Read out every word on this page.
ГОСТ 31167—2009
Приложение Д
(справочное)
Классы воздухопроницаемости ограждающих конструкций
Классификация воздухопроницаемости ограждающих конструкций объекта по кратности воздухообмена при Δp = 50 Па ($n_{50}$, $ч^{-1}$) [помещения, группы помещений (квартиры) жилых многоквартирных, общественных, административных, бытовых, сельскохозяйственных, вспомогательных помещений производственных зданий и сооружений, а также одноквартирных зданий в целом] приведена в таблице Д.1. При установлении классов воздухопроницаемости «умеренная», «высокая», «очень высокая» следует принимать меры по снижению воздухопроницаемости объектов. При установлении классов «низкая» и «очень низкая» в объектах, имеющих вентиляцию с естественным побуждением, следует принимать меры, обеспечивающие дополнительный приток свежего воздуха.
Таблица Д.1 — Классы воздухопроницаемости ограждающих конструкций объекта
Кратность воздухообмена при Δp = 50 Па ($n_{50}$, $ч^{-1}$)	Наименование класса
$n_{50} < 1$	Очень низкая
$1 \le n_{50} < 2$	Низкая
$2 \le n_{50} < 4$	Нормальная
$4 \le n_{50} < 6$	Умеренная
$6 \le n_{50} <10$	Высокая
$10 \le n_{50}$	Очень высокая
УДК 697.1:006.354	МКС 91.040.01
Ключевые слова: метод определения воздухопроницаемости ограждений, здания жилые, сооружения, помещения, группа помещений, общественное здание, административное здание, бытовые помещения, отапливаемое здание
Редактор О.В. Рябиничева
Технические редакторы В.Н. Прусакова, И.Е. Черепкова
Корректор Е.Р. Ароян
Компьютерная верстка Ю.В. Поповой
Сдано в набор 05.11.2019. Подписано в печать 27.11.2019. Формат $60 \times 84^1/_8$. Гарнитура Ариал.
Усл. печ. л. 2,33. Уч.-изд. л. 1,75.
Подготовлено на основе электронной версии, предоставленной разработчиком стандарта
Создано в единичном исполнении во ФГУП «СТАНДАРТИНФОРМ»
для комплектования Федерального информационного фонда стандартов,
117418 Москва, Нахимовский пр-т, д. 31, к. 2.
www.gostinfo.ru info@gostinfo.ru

┄┄┄┄┄┄

▶ TASK INSTRUCTIONS
Identify each line in the entries with the word "объекта" and copy it.

▶ THE OUTPUT
Классификация воздухопроницаемости ограждающих конструкций объекта по кратности воздухообмена при Δp = 50 Па ($n_{50}$, $ч^{-1}$) [помещения, группы помещений (квартиры) жилых многоквартирных, общественных, административных, бытовых, сельскохозяйственных, вспомогательных помещений производственных зданий и сооружений, а также одноквартирных зданий в целом] приведена в таблице Д.1. При установлении классов воздухопроницаемости «умеренная», «высокая», «очень высокая» следует принимать меры по снижению воздухопроницаемости объектов. При установлении классов «низкая» и «очень низкая» в объектах, имеющих вентиляцию с естественным побуждением, следует принимать меры, обеспечивающие дополнительный приток свежего воздуха.
Таблица Д.1 — Классы воздухопроницаемости ограждающих конструкций объекта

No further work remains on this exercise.